## Exercise objective
Copy the rows below word for word, from the first line of the rows through the line containing "mute-vibrate-icon (331, 16, 353, 36)", with both ends included.

[start]

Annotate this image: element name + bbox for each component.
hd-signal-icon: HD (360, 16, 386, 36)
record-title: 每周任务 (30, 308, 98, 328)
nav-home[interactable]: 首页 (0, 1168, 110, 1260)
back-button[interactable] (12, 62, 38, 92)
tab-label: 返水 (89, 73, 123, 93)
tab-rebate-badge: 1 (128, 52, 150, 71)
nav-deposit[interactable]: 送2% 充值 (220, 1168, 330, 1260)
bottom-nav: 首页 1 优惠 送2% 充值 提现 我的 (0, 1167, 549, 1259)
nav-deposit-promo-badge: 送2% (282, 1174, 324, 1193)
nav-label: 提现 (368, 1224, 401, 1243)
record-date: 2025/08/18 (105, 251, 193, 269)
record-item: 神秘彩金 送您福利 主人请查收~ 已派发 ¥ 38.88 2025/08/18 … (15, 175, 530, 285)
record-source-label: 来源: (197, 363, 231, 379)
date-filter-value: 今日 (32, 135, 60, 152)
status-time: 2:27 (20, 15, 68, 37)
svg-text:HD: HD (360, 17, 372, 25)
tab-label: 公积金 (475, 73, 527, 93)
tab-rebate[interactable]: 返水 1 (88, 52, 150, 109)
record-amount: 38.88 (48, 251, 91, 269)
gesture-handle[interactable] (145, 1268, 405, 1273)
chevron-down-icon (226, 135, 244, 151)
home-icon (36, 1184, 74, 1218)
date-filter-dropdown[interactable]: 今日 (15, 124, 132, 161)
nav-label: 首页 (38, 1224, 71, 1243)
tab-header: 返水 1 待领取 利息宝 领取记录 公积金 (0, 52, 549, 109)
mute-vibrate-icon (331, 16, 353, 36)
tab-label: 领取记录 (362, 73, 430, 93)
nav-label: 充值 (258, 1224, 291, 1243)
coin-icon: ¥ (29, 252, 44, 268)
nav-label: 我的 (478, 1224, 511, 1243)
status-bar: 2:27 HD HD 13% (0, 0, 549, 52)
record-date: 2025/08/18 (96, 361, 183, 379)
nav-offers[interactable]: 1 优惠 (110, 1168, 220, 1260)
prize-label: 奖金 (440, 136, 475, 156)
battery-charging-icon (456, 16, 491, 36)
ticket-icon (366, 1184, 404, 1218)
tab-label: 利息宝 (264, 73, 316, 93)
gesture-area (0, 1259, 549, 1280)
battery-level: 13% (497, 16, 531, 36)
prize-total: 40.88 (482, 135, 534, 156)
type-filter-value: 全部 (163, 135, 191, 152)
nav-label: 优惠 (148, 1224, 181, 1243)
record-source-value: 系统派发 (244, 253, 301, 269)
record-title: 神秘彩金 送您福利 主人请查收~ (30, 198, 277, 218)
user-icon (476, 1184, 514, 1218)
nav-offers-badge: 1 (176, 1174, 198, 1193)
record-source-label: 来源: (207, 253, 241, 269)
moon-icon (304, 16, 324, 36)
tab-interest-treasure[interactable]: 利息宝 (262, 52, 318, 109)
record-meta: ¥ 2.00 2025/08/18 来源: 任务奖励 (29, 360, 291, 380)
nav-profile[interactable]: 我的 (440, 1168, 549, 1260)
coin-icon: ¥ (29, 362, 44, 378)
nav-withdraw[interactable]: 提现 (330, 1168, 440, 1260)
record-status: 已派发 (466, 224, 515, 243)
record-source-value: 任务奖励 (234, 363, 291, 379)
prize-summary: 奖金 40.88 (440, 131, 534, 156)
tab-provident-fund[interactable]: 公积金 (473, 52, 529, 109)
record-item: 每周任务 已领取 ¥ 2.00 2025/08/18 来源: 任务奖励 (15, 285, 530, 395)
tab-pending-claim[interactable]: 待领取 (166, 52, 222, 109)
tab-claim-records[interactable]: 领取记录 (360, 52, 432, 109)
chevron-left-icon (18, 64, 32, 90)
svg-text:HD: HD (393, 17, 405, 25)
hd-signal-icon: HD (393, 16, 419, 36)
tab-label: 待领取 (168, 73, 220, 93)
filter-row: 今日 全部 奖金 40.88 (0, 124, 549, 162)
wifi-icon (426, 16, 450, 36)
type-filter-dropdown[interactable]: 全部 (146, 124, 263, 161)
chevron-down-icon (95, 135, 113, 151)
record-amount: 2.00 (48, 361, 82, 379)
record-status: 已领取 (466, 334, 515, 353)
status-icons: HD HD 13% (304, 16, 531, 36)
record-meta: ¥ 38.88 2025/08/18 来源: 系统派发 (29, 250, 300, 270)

[end]

## Task response
Annotate this image: element name + bbox for each component.
hd-signal-icon: HD (360, 16, 386, 36)
record-title: 每周任务 (30, 308, 98, 328)
nav-home[interactable]: 首页 (0, 1168, 110, 1260)
back-button[interactable] (12, 62, 38, 92)
tab-label: 返水 (89, 73, 123, 93)
tab-rebate-badge: 1 (128, 52, 150, 71)
nav-deposit[interactable]: 送2% 充值 (220, 1168, 330, 1260)
bottom-nav: 首页 1 优惠 送2% 充值 提现 我的 (0, 1167, 549, 1259)
nav-deposit-promo-badge: 送2% (282, 1174, 324, 1193)
nav-label: 提现 (368, 1224, 401, 1243)
record-date: 2025/08/18 (105, 251, 193, 269)
record-item: 神秘彩金 送您福利 主人请查收~ 已派发 ¥ 38.88 2025/08/18 … (15, 175, 530, 285)
record-source-label: 来源: (197, 363, 231, 379)
date-filter-value: 今日 (32, 135, 60, 152)
status-time: 2:27 (20, 15, 68, 37)
svg-text:HD: HD (360, 17, 372, 25)
tab-label: 公积金 (475, 73, 527, 93)
tab-rebate[interactable]: 返水 1 (88, 52, 150, 109)
record-amount: 38.88 (48, 251, 91, 269)
gesture-handle[interactable] (145, 1268, 405, 1273)
chevron-down-icon (226, 135, 244, 151)
home-icon (36, 1184, 74, 1218)
date-filter-dropdown[interactable]: 今日 (15, 124, 132, 161)
nav-label: 首页 (38, 1224, 71, 1243)
tab-header: 返水 1 待领取 利息宝 领取记录 公积金 (0, 52, 549, 109)
mute-vibrate-icon (331, 16, 353, 36)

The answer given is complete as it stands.